[Start of Available data]
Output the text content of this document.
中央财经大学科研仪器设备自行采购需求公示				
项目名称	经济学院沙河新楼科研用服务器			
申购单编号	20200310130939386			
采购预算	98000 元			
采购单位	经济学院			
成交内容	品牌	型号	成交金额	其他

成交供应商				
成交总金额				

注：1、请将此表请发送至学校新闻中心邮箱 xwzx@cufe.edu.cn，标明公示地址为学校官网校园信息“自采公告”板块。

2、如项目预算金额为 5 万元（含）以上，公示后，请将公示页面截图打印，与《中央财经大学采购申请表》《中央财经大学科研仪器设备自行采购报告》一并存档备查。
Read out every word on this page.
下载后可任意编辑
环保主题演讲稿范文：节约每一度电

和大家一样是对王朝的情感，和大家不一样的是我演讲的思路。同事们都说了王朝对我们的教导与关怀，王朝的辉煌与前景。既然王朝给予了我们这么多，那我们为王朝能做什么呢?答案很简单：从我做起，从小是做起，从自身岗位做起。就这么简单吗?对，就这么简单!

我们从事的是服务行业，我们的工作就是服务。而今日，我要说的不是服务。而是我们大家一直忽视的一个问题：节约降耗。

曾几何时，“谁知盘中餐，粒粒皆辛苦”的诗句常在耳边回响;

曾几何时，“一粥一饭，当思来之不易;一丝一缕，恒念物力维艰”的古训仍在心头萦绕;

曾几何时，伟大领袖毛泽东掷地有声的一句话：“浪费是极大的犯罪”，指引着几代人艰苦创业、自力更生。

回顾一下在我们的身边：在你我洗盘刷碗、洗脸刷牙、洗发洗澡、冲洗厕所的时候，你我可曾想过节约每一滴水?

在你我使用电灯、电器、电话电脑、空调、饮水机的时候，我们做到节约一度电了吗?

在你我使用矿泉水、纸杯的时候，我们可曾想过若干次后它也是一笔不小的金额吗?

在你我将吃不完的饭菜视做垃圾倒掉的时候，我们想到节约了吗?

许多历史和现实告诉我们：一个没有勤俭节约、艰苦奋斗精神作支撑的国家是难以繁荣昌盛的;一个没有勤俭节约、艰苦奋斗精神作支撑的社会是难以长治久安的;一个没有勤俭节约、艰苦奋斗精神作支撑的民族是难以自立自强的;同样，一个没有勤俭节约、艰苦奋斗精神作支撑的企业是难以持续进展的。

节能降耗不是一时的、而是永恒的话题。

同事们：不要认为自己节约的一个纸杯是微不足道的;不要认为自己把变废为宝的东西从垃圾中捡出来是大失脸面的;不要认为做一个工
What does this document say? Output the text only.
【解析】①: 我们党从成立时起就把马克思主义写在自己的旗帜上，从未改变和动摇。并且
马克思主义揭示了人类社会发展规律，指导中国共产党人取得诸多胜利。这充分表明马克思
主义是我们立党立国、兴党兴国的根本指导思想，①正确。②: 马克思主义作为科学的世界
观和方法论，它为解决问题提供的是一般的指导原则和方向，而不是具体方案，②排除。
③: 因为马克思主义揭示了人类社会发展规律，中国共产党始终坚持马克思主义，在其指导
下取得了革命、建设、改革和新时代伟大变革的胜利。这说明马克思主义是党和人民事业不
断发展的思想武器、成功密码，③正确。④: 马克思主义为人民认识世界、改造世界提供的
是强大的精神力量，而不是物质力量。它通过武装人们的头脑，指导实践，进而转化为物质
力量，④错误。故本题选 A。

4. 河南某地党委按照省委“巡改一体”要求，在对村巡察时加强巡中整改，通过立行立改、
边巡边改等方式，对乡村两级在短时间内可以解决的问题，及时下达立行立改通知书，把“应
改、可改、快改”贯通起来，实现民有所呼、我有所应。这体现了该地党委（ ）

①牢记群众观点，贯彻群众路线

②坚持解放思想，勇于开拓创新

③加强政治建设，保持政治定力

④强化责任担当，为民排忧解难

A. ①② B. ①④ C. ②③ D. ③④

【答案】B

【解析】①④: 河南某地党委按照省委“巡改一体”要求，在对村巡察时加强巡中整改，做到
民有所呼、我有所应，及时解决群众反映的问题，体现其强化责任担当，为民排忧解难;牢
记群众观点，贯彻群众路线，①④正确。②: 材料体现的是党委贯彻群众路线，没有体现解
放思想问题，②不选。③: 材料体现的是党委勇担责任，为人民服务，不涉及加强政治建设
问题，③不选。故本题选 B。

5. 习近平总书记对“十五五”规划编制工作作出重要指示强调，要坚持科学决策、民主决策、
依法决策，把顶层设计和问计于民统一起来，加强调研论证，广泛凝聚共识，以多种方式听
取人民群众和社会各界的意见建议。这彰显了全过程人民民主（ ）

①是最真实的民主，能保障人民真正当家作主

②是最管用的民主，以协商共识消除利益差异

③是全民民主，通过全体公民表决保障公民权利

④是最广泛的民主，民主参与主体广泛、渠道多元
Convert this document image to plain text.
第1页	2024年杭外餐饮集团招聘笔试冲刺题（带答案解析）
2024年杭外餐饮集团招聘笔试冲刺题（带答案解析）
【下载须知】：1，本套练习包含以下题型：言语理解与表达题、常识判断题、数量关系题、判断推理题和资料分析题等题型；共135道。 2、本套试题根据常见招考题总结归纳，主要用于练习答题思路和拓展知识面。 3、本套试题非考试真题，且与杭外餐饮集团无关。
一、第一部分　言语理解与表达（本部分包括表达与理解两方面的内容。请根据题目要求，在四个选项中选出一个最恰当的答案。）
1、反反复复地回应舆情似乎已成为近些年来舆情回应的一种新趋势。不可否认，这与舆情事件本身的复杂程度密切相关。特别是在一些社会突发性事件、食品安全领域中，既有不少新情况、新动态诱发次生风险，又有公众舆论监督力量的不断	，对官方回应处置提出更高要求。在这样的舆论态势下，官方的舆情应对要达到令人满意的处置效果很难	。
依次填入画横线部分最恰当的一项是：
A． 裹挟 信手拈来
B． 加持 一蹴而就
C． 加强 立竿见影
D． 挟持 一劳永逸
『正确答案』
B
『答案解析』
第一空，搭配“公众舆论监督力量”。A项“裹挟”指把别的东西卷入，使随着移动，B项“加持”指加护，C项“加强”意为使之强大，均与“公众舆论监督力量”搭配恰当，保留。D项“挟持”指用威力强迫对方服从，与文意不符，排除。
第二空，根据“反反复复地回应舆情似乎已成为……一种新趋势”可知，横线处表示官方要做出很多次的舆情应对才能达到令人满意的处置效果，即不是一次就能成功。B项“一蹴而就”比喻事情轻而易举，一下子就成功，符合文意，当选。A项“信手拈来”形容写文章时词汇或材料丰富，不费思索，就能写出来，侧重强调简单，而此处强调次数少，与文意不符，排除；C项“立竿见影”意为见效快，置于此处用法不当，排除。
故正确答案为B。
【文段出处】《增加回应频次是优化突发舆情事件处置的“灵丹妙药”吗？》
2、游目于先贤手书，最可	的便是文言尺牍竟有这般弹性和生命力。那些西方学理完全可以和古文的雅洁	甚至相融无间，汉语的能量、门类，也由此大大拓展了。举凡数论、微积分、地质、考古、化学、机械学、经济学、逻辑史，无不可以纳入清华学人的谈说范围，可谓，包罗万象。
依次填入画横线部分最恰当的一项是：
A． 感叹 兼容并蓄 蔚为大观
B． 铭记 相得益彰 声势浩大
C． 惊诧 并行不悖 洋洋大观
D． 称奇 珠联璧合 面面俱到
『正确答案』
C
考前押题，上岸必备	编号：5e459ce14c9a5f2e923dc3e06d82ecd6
[End of Available data]
### Objective
Pull every line holding "巡改一体" out of the records.

### Final result
4. 河南某地党委按照省委“巡改一体”要求，在对村巡察时加强巡中整改，通过立行立改、
【解析】①④: 河南某地党委按照省委“巡改一体”要求，在对村巡察时加强巡中整改，做到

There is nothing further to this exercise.